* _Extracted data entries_
◇ ◇ ◇ ◇ ◇ ◇ ◇

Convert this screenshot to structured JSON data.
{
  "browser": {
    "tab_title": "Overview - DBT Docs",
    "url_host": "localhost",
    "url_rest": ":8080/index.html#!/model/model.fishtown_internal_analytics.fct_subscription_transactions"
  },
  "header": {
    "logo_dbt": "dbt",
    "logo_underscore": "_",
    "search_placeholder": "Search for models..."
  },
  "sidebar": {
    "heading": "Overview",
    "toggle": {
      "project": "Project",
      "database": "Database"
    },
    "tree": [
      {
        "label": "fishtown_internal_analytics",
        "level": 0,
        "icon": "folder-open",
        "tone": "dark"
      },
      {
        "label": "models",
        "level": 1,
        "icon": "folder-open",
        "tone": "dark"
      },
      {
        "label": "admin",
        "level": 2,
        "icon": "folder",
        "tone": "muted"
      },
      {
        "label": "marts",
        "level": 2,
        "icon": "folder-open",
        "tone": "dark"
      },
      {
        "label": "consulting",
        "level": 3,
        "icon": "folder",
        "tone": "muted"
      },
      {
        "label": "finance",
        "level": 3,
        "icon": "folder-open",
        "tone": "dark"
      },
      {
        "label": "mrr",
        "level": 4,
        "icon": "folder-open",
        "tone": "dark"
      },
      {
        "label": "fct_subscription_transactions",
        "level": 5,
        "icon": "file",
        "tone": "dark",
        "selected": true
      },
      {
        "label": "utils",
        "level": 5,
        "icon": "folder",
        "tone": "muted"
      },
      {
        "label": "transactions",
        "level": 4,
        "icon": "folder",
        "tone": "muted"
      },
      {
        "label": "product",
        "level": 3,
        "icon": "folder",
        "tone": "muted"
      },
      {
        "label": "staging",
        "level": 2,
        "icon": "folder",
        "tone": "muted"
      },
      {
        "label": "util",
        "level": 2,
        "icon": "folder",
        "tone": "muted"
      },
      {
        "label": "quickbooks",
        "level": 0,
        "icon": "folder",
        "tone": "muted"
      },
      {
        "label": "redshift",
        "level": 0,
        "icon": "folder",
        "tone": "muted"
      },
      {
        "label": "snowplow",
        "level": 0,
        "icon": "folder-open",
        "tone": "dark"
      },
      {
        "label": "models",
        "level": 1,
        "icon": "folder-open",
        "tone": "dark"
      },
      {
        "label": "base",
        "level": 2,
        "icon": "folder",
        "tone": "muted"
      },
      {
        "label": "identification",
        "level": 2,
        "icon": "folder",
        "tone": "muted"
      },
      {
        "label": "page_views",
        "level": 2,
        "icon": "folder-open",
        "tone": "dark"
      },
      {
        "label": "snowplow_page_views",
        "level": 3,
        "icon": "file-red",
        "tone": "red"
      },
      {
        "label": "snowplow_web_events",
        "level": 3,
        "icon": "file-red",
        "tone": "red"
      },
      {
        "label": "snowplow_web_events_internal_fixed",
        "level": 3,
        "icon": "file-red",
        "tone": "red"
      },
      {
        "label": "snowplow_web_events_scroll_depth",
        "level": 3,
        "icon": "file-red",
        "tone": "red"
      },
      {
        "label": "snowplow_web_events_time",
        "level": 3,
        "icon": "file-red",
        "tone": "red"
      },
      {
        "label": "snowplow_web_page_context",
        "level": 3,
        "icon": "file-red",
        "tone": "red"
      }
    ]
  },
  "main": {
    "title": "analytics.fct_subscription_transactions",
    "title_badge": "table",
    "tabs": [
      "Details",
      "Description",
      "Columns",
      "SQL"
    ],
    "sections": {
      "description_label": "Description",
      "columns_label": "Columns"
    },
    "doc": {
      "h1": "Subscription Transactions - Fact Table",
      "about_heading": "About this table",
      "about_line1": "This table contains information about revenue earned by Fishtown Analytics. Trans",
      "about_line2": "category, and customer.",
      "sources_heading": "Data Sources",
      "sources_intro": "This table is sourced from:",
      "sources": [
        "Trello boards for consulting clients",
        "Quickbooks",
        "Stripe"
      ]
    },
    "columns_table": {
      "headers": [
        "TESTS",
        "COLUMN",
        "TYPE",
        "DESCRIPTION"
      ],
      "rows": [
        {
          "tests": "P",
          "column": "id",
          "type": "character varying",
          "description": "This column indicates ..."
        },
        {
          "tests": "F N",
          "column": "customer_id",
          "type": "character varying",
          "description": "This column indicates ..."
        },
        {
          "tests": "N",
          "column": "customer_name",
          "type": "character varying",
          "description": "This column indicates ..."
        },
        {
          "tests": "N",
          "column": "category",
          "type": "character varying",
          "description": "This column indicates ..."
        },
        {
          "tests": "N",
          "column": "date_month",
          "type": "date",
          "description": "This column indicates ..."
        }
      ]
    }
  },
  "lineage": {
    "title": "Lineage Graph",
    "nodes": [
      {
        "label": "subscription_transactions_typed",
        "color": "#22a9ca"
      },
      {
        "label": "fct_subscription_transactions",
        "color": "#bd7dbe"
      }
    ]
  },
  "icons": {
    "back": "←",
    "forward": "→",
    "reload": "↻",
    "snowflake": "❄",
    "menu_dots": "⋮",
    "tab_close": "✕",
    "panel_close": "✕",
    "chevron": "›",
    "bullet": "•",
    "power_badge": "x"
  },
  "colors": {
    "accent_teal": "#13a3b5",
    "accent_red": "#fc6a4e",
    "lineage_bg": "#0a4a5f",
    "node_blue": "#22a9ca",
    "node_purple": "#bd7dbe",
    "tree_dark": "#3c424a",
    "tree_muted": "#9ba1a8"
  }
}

◇ ◇ ◇ ◇ ◇ ◇ ◇

* _Work required_
Repeat the material above exactly.

* _Output of the exercise_
Convert this screenshot to structured JSON data.
{
  "browser": {
    "tab_title": "Overview - DBT Docs",
    "url_host": "localhost",
    "url_rest": ":8080/index.html#!/model/model.fishtown_internal_analytics.fct_subscription_transactions"
  },
  "header": {
    "logo_dbt": "dbt",
    "logo_underscore": "_",
    "search_placeholder": "Search for models..."
  },
  "sidebar": {
    "heading": "Overview",
    "toggle": {
      "project": "Project",
      "database": "Database"
    },
    "tree": [
      {
        "label": "fishtown_internal_analytics",
        "level": 0,
        "icon": "folder-open",
        "tone": "dark"
      },
      {
        "label": "models",
        "level": 1,
        "icon": "folder-open",
        "tone": "dark"
      },
      {
        "label": "admin",
        "level": 2,
        "icon": "folder",
        "tone": "muted"
      },
      {
        "label": "marts",
        "level": 2,
        "icon": "folder-open",
        "tone": "dark"
      },
      {
        "label": "consulting",
        "level": 3,
        "icon": "folder",
        "tone": "muted"
      },
      {
        "label": "finance",
        "level": 3,
        "icon": "folder-open",
        "tone": "dark"
      },
      {
        "label": "mrr",
        "level": 4,
        "icon": "folder-open",
        "tone": "dark"
      },
      {
        "label": "fct_subscription_transactions",
        "level": 5,
        "icon": "file",
        "tone": "dark",
        "selected": true
      },
      {
        "label": "utils",
        "level": 5,
        "icon": "folder",
        "tone": "muted"
      },
      {
        "label": "transactions",
        "level": 4,
        "icon": "folder",
        "tone": "muted"
      },
      {
        "label": "product",
        "level": 3,
        "icon": "folder",
        "tone": "muted"
      },
      {
        "label": "staging",
        "level": 2,
        "icon": "folder",
        "tone": "muted"
      },
      {
        "label": "util",
        "level": 2,
        "icon": "folder",
        "tone": "muted"
      },
      {
        "label": "quickbooks",
        "level": 0,
        "icon": "folder",
        "tone": "muted"
      },
      {
        "label": "redshift",
        "level": 0,
        "icon": "folder",
        "tone": "muted"
      },
      {
        "label": "snowplow",
        "level": 0,
        "icon": "folder-open",
        "tone": "dark"
      },
      {
        "label": "models",
        "level": 1,
        "icon": "folder-open",
        "tone": "dark"
      },
      {
        "label": "base",
        "level": 2,
        "icon": "folder",
        "tone": "muted"
      },
      {
        "label": "identification",
        "level": 2,
        "icon": "folder",
        "tone": "muted"
      },
      {
        "label": "page_views",
        "level": 2,
        "icon": "folder-open",
        "tone": "dark"
      },
      {
        "label": "snowplow_page_views",
        "level": 3,
        "icon": "file-red",
        "tone": "red"
      },
      {
        "label": "snowplow_web_events",
        "level": 3,
        "icon": "file-red",
        "tone": "red"
      },
      {
        "label": "snowplow_web_events_internal_fixed",
        "level": 3,
        "icon": "file-red",
        "tone": "red"
      },
      {
        "label": "snowplow_web_events_scroll_depth",
        "level": 3,
        "icon": "file-red",
        "tone": "red"
      },
      {
        "label": "snowplow_web_events_time",
        "level": 3,
        "icon": "file-red",
        "tone": "red"
      },
      {
        "label": "snowplow_web_page_context",
        "level": 3,
        "icon": "file-red",
        "tone": "red"
      }
    ]
  },
  "main": {
    "title": "analytics.fct_subscription_transactions",
    "title_badge": "table",
    "tabs": [
      "Details",
      "Description",
      "Columns",
      "SQL"
    ],
    "sections": {
      "description_label": "Description",
      "columns_label": "Columns"
    },
    "doc": {
      "h1": "Subscription Transactions - Fact Table",
      "about_heading": "About this table",
      "about_line1": "This table contains information about revenue earned by Fishtown Analytics. Trans",
      "about_line2": "category, and customer.",
      "sources_heading": "Data Sources",
      "sources_intro": "This table is sourced from:",
      "sources": [
        "Trello boards for consulting clients",
        "Quickbooks",
        "Stripe"
      ]
    },
    "columns_table": {
      "headers": [
        "TESTS",
        "COLUMN",
        "TYPE",
        "DESCRIPTION"
      ],
      "rows": [
        {
          "tests": "P",
          "column": "id",
          "type": "character varying",
          "description": "This column indicates ..."
        },
        {
          "tests": "F N",
          "column": "customer_id",
          "type": "character varying",
          "description": "This column indicates ..."
        },
        {
          "tests": "N",
          "column": "customer_name",
          "type": "character varying",
          "description": "This column indicates ..."
        },
        {
          "tests": "N",
          "column": "category",
          "type": "character varying",
          "description": "This column indicates ..."
        },
        {
          "tests": "N",
          "column": "date_month",
          "type": "date",
          "description": "This column indicates ..."
        }
      ]
    }
  },
  "lineage": {
    "title": "Lineage Graph",
    "nodes": [
      {
        "label": "subscription_transactions_typed",
        "color": "#22a9ca"
      },
      {
        "label": "fct_subscription_transactions",
        "color": "#bd7dbe"
      }
    ]
  },
  "icons": {
    "back": "←",
    "forward": "→",
    "reload": "↻",
    "snowflake": "❄",
    "menu_dots": "⋮",
    "tab_close": "✕",
    "panel_close": "✕",
    "chevron": "›",
    "bullet": "•",
    "power_badge": "x"
  },
  "colors": {
    "accent_teal": "#13a3b5",
    "accent_red": "#fc6a4e",
    "lineage_bg": "#0a4a5f",
    "node_blue": "#22a9ca",
    "node_purple": "#bd7dbe",
    "tree_dark": "#3c424a",
    "tree_muted": "#9ba1a8"
  }
}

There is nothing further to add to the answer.